- **SUPPLIED MATERIAL**

· · · · ·

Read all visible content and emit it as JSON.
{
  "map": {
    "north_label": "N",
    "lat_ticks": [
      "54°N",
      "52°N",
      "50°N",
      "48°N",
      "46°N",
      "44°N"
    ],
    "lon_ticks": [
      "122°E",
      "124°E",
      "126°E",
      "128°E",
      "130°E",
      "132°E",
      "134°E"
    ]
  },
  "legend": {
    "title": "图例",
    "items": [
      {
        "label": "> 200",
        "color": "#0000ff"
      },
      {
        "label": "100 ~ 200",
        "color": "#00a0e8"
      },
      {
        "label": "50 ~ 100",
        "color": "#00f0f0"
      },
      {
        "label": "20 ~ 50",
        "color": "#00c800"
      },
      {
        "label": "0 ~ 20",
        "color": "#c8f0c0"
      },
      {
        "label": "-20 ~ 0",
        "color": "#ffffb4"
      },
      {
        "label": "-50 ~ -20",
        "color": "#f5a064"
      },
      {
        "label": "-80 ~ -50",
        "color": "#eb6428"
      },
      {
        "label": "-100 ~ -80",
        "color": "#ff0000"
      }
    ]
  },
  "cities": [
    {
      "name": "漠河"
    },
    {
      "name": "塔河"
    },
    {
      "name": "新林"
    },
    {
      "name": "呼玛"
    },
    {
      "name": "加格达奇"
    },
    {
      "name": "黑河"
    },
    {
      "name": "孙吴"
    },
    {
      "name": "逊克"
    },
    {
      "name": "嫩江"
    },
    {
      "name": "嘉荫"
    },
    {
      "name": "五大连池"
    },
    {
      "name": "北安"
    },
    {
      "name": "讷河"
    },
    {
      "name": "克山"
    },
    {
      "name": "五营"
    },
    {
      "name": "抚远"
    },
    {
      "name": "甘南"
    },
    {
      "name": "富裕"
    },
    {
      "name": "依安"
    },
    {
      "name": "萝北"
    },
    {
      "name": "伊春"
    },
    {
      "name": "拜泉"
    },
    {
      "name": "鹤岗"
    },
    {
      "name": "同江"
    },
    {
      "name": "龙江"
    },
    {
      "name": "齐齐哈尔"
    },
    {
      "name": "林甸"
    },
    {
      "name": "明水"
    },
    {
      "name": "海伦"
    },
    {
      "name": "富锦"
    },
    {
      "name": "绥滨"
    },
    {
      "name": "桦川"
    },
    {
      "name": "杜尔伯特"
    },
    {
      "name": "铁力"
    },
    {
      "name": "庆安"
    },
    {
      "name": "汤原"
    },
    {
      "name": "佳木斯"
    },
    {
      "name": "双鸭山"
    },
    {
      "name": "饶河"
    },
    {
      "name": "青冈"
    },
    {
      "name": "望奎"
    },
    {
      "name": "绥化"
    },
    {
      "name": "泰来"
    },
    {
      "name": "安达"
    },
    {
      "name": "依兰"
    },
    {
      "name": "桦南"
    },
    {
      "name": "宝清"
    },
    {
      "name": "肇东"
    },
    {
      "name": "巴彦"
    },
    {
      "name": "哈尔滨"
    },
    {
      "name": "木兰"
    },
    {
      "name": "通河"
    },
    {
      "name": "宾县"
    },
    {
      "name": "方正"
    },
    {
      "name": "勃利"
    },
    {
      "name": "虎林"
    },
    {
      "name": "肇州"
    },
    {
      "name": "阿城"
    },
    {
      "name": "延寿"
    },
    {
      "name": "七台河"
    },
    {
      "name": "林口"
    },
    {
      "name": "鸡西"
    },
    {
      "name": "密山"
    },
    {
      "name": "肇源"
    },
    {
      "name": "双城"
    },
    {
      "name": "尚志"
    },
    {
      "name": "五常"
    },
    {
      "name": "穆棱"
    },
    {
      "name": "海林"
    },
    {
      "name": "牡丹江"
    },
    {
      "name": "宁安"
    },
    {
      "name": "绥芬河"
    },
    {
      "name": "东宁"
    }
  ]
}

· · · · ·

- **GIVEN REQUEST**
Show each line of the data that contains the string "color".

- **RESPONSE**
        "color": "#0000ff"
        "color": "#00a0e8"
        "color": "#00f0f0"
        "color": "#00c800"
        "color": "#c8f0c0"
        "color": "#ffffb4"
        "color": "#f5a064"
        "color": "#eb6428"
        "color": "#ff0000"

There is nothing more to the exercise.